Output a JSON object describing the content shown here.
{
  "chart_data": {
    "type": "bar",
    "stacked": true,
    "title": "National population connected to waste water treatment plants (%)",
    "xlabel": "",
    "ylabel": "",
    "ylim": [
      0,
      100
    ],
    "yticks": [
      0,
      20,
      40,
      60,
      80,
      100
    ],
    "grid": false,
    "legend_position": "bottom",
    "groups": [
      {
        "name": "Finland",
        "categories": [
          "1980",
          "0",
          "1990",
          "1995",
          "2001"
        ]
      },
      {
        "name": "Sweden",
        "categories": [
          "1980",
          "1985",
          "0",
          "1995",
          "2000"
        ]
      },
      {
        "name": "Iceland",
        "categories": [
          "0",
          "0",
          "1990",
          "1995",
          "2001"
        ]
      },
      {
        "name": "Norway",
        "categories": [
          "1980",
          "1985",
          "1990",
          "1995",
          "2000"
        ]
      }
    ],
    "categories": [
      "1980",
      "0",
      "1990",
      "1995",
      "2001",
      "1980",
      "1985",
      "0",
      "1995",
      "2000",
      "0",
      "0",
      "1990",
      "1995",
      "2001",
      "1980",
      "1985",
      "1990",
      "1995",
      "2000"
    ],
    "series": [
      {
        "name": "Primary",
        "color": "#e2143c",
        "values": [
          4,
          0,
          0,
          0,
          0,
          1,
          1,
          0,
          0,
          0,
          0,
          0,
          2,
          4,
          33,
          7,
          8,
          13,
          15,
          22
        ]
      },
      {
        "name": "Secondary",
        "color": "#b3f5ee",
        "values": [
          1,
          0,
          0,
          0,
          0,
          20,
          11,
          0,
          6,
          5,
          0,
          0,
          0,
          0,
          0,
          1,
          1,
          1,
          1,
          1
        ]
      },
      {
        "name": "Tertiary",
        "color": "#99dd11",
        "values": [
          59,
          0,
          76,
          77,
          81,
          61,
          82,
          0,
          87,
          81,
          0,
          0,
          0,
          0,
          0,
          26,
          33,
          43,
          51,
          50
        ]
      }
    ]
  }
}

==

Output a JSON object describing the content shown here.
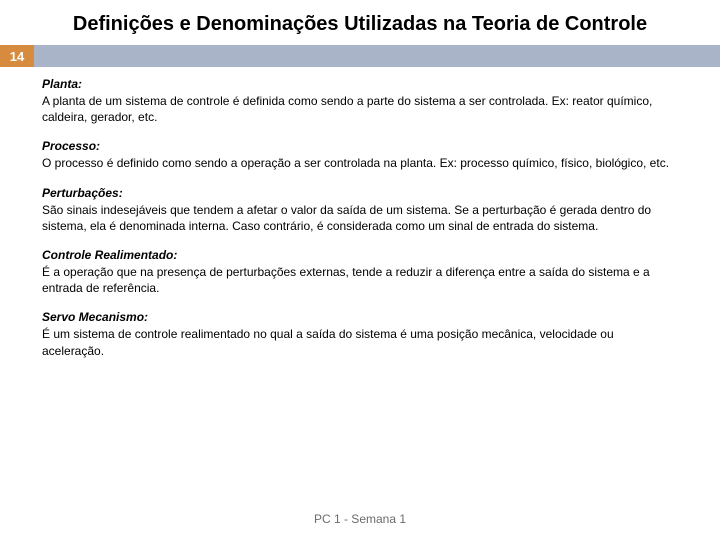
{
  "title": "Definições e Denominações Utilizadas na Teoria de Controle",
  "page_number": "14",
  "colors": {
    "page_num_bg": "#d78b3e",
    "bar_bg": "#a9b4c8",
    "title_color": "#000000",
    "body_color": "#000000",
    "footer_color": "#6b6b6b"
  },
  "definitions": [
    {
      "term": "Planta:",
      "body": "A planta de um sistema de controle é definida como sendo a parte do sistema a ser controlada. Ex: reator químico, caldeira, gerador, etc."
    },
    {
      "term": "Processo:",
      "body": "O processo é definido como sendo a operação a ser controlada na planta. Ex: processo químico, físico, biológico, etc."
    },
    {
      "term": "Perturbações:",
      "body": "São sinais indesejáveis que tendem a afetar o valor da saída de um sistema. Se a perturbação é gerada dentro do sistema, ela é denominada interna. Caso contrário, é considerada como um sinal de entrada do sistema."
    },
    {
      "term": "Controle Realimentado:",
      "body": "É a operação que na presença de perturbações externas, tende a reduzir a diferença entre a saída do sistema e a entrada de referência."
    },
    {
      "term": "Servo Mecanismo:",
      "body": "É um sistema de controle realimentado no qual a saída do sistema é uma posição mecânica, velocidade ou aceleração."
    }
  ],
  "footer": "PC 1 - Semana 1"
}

▶ [REQUIRED WORK]:
Your answer should be only a number: how many lines of the data above contain the string "químico"?

▶ [FINAL RESULT]:
2